Transcribe all of the records precisely as they are presented.

# Available data start

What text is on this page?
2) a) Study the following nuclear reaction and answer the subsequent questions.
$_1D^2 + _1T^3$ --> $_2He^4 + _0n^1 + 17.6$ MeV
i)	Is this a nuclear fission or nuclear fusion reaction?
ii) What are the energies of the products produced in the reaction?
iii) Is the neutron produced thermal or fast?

# Available data end

> Completed exercise:
What text is on this page?
2) a) Study the following nuclear reaction and answer the subsequent questions.
$_1D^2 + _1T^3$ --> $_2He^4 + _0n^1 + 17.6$ MeV
i)	Is this a nuclear fission or nuclear fusion reaction?
ii) What are the energies of the products produced in the reaction?
iii) Is the neutron produced thermal or fast?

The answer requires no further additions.